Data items
***
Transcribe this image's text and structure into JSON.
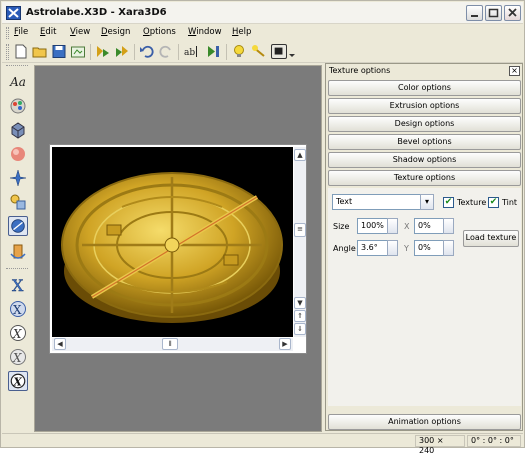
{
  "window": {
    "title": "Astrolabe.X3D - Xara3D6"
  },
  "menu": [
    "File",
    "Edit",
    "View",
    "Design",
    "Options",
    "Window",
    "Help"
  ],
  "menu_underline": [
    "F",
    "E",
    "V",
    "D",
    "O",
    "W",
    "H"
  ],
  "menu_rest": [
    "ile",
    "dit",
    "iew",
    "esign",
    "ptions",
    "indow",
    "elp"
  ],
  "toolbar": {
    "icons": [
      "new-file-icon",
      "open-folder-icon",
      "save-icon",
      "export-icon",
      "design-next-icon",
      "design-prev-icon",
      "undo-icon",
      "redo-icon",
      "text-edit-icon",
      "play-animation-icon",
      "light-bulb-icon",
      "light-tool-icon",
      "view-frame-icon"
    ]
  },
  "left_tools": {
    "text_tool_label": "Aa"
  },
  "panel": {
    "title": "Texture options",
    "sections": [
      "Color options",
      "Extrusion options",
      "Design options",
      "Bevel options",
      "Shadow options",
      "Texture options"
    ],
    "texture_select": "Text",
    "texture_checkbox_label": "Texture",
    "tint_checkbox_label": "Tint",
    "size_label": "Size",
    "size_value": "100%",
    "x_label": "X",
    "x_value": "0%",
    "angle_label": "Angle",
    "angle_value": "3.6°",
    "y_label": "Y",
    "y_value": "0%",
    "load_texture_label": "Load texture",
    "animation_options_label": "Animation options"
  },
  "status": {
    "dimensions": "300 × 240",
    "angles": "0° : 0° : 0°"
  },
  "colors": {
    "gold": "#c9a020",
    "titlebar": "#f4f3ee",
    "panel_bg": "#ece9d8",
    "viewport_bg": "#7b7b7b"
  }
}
***
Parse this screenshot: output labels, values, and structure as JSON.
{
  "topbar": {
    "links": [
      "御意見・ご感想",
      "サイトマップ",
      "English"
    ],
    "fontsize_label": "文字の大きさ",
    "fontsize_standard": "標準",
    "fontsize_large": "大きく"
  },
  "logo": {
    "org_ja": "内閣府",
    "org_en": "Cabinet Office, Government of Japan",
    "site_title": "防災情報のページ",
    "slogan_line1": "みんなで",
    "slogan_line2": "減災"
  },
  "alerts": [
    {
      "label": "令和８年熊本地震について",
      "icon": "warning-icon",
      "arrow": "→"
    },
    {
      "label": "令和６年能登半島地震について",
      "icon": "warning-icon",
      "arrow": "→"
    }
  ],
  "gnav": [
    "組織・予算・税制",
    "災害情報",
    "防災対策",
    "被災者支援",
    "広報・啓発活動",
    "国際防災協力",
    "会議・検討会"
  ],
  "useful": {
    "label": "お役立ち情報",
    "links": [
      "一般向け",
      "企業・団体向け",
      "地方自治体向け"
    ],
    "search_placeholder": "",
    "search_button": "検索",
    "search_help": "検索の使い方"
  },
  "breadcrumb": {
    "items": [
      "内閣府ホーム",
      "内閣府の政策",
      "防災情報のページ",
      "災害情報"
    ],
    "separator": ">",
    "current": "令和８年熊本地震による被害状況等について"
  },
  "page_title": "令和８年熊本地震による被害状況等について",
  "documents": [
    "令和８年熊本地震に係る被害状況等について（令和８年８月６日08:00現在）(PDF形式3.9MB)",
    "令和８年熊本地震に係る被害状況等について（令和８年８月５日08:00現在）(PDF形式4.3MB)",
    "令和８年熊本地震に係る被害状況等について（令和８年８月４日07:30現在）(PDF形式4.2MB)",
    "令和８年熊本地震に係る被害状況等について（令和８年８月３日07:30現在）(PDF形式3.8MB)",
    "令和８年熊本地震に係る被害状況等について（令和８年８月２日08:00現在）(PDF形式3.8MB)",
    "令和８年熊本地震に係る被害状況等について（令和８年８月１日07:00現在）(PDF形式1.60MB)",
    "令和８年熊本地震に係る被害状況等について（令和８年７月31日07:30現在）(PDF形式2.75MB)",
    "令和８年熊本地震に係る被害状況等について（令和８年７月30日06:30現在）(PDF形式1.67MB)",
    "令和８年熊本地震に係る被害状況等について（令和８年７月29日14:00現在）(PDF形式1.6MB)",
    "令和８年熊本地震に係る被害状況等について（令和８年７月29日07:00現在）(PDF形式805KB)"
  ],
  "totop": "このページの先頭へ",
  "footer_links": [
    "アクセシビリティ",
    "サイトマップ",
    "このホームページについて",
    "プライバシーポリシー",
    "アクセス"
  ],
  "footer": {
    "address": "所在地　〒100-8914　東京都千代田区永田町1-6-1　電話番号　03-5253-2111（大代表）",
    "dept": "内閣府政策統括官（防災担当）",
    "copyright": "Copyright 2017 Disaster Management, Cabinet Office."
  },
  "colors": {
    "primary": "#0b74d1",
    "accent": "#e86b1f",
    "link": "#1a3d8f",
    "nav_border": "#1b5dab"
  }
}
***
Search the records for the word "JSON" and copy every line where it occurs.

Transcribe this image's text and structure into JSON.
Parse this screenshot: output labels, values, and structure as JSON.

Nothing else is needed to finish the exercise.